Task: Tally all lines containing the word "coverage". Give the number alone.

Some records
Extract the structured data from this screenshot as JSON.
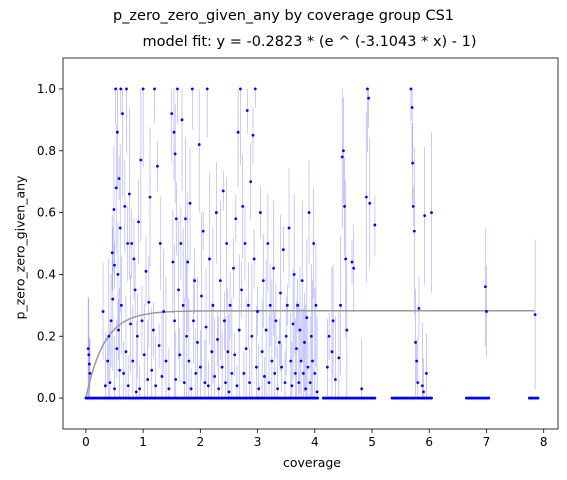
{
  "chart_data": {
    "type": "scatter",
    "title": "p_zero_zero_given_any by coverage group CS1",
    "subtitle": "model fit: y = -0.2823 * (e ^ (-3.1043 * x) - 1)",
    "xlabel": "coverage",
    "ylabel": "p_zero_zero_given_any",
    "xlim": [
      -0.4,
      8.25
    ],
    "ylim": [
      -0.1,
      1.1
    ],
    "xticks": [
      "0",
      "1",
      "2",
      "3",
      "4",
      "5",
      "6",
      "7",
      "8"
    ],
    "yticks": [
      "0.0",
      "0.2",
      "0.4",
      "0.6",
      "0.8",
      "1.0"
    ],
    "grid": false,
    "marker_color": "#0000ff",
    "fit_color": "#999999",
    "model": {
      "a": -0.2823,
      "b": -3.1043
    },
    "fit_x_range": [
      0,
      7.85
    ],
    "series": [
      {
        "points": [
          [
            0.04,
            0.16
          ],
          [
            0.05,
            0.14
          ],
          [
            0.06,
            0.11
          ],
          [
            0.07,
            0.08
          ],
          [
            0.3,
            0.28
          ],
          [
            0.34,
            0.04
          ],
          [
            0.38,
            0.12
          ],
          [
            0.4,
            0.2
          ],
          [
            0.42,
            0.05
          ],
          [
            0.44,
            0.25
          ],
          [
            0.46,
            0.47
          ],
          [
            0.47,
            0.32
          ],
          [
            0.49,
            0.61
          ],
          [
            0.5,
            0.43
          ],
          [
            0.5,
            0.03
          ],
          [
            0.52,
            1.0
          ],
          [
            0.53,
            0.68
          ],
          [
            0.54,
            0.16
          ],
          [
            0.55,
            0.86
          ],
          [
            0.56,
            0.4
          ],
          [
            0.57,
            0.22
          ],
          [
            0.58,
            0.71
          ],
          [
            0.59,
            0.09
          ],
          [
            0.6,
            0.55
          ],
          [
            0.61,
            1.0
          ],
          [
            0.62,
            0.3
          ],
          [
            0.64,
            0.92
          ],
          [
            0.66,
            0.08
          ],
          [
            0.68,
            0.62
          ],
          [
            0.7,
            0.15
          ],
          [
            0.71,
            1.0
          ],
          [
            0.73,
            0.5
          ],
          [
            0.74,
            0.04
          ],
          [
            0.76,
            0.66
          ],
          [
            0.78,
            0.24
          ],
          [
            0.8,
            0.5
          ],
          [
            0.82,
            0.12
          ],
          [
            0.84,
            0.45
          ],
          [
            0.86,
            0.35
          ],
          [
            0.88,
            0.02
          ],
          [
            0.9,
            0.2
          ],
          [
            0.92,
            0.57
          ],
          [
            0.94,
            0.03
          ],
          [
            0.96,
            0.77
          ],
          [
            0.98,
            0.25
          ],
          [
            1.0,
            1.0
          ],
          [
            1.02,
            0.14
          ],
          [
            1.05,
            0.41
          ],
          [
            1.08,
            0.06
          ],
          [
            1.1,
            0.31
          ],
          [
            1.12,
            0.65
          ],
          [
            1.15,
            0.09
          ],
          [
            1.18,
            0.22
          ],
          [
            1.2,
            1.0
          ],
          [
            1.22,
            0.04
          ],
          [
            1.25,
            0.75
          ],
          [
            1.28,
            0.17
          ],
          [
            1.3,
            0.5
          ],
          [
            1.33,
            0.07
          ],
          [
            1.36,
            0.28
          ],
          [
            1.4,
            0.12
          ],
          [
            1.45,
            0.03
          ],
          [
            1.5,
            0.92
          ],
          [
            1.52,
            0.44
          ],
          [
            1.54,
            0.86
          ],
          [
            1.55,
            0.25
          ],
          [
            1.56,
            0.79
          ],
          [
            1.57,
            0.06
          ],
          [
            1.58,
            0.58
          ],
          [
            1.6,
            1.0
          ],
          [
            1.62,
            0.35
          ],
          [
            1.64,
            0.14
          ],
          [
            1.66,
            0.5
          ],
          [
            1.68,
            0.9
          ],
          [
            1.7,
            0.3
          ],
          [
            1.72,
            0.05
          ],
          [
            1.74,
            0.58
          ],
          [
            1.76,
            0.2
          ],
          [
            1.78,
            0.44
          ],
          [
            1.8,
            0.12
          ],
          [
            1.82,
            0.63
          ],
          [
            1.84,
            0.03
          ],
          [
            1.86,
            1.0
          ],
          [
            1.88,
            0.25
          ],
          [
            1.9,
            0.38
          ],
          [
            1.92,
            0.08
          ],
          [
            1.95,
            0.18
          ],
          [
            1.98,
            0.82
          ],
          [
            2.0,
            0.1
          ],
          [
            2.02,
            0.33
          ],
          [
            2.05,
            0.54
          ],
          [
            2.08,
            0.05
          ],
          [
            2.1,
            0.23
          ],
          [
            2.12,
            1.0
          ],
          [
            2.14,
            0.04
          ],
          [
            2.16,
            0.45
          ],
          [
            2.2,
            0.15
          ],
          [
            2.22,
            0.3
          ],
          [
            2.25,
            0.07
          ],
          [
            2.28,
            0.6
          ],
          [
            2.3,
            0.19
          ],
          [
            2.32,
            0.03
          ],
          [
            2.35,
            0.38
          ],
          [
            2.38,
            0.1
          ],
          [
            2.4,
            0.67
          ],
          [
            2.42,
            0.25
          ],
          [
            2.44,
            0.05
          ],
          [
            2.46,
            0.5
          ],
          [
            2.48,
            0.15
          ],
          [
            2.5,
            0.02
          ],
          [
            2.52,
            0.3
          ],
          [
            2.55,
            0.08
          ],
          [
            2.58,
            0.42
          ],
          [
            2.6,
            0.14
          ],
          [
            2.62,
            0.58
          ],
          [
            2.64,
            0.04
          ],
          [
            2.66,
            0.86
          ],
          [
            2.68,
            0.22
          ],
          [
            2.7,
            1.0
          ],
          [
            2.72,
            0.35
          ],
          [
            2.74,
            0.62
          ],
          [
            2.76,
            0.08
          ],
          [
            2.78,
            0.5
          ],
          [
            2.8,
            0.16
          ],
          [
            2.82,
            0.93
          ],
          [
            2.84,
            0.3
          ],
          [
            2.86,
            0.05
          ],
          [
            2.88,
            0.7
          ],
          [
            2.9,
            0.2
          ],
          [
            2.92,
            0.85
          ],
          [
            2.94,
            0.45
          ],
          [
            2.96,
            1.0
          ],
          [
            2.98,
            0.1
          ],
          [
            3.0,
            0.28
          ],
          [
            3.02,
            0.03
          ],
          [
            3.05,
            0.6
          ],
          [
            3.08,
            0.15
          ],
          [
            3.1,
            0.38
          ],
          [
            3.12,
            0.07
          ],
          [
            3.15,
            0.22
          ],
          [
            3.18,
            0.5
          ],
          [
            3.2,
            0.05
          ],
          [
            3.22,
            0.3
          ],
          [
            3.25,
            0.12
          ],
          [
            3.28,
            0.42
          ],
          [
            3.3,
            0.08
          ],
          [
            3.32,
            0.25
          ],
          [
            3.35,
            0.03
          ],
          [
            3.38,
            0.18
          ],
          [
            3.4,
            0.34
          ],
          [
            3.42,
            0.1
          ],
          [
            3.45,
            0.48
          ],
          [
            3.48,
            0.05
          ],
          [
            3.5,
            0.2
          ],
          [
            3.52,
            0.3
          ],
          [
            3.55,
            0.55
          ],
          [
            3.58,
            0.12
          ],
          [
            3.6,
            0.04
          ],
          [
            3.62,
            0.24
          ],
          [
            3.64,
            0.4
          ],
          [
            3.66,
            0.08
          ],
          [
            3.68,
            0.16
          ],
          [
            3.7,
            0.3
          ],
          [
            3.72,
            0.05
          ],
          [
            3.74,
            0.22
          ],
          [
            3.76,
            0.12
          ],
          [
            3.78,
            0.38
          ],
          [
            3.8,
            0.08
          ],
          [
            3.82,
            0.18
          ],
          [
            3.84,
            0.03
          ],
          [
            3.86,
            0.26
          ],
          [
            3.88,
            0.1
          ],
          [
            3.9,
            0.6
          ],
          [
            3.92,
            0.05
          ],
          [
            3.94,
            0.2
          ],
          [
            3.96,
            0.12
          ],
          [
            3.98,
            0.5
          ],
          [
            4.0,
            0.08
          ],
          [
            4.02,
            0.3
          ],
          [
            4.04,
            0.02
          ],
          [
            4.22,
            0.1
          ],
          [
            4.25,
            0.2
          ],
          [
            4.3,
            0.15
          ],
          [
            4.32,
            0.25
          ],
          [
            4.36,
            0.06
          ],
          [
            4.42,
            0.13
          ],
          [
            4.45,
            0.3
          ],
          [
            4.48,
            0.78
          ],
          [
            4.5,
            0.8
          ],
          [
            4.52,
            0.62
          ],
          [
            4.54,
            0.45
          ],
          [
            4.56,
            0.22
          ],
          [
            4.65,
            0.44
          ],
          [
            4.68,
            0.42
          ],
          [
            4.82,
            0.03
          ],
          [
            4.9,
            0.65
          ],
          [
            4.92,
            1.0
          ],
          [
            4.94,
            0.97
          ],
          [
            4.96,
            0.63
          ],
          [
            5.05,
            0.56
          ],
          [
            5.68,
            1.0
          ],
          [
            5.7,
            0.94
          ],
          [
            5.71,
            0.76
          ],
          [
            5.72,
            0.62
          ],
          [
            5.74,
            0.54
          ],
          [
            5.76,
            0.18
          ],
          [
            5.78,
            0.12
          ],
          [
            5.8,
            0.05
          ],
          [
            5.82,
            0.29
          ],
          [
            5.88,
            0.04
          ],
          [
            5.9,
            0.02
          ],
          [
            5.92,
            0.59
          ],
          [
            5.95,
            0.08
          ],
          [
            6.04,
            0.6
          ],
          [
            6.98,
            0.36
          ],
          [
            7.0,
            0.28
          ],
          [
            7.85,
            0.27
          ]
        ],
        "zero_runs": [
          [
            0.0,
            4.05
          ],
          [
            4.15,
            5.05
          ],
          [
            5.35,
            6.05
          ],
          [
            6.65,
            7.05
          ],
          [
            7.75,
            7.9
          ]
        ]
      }
    ]
  }
}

Problem solution: 2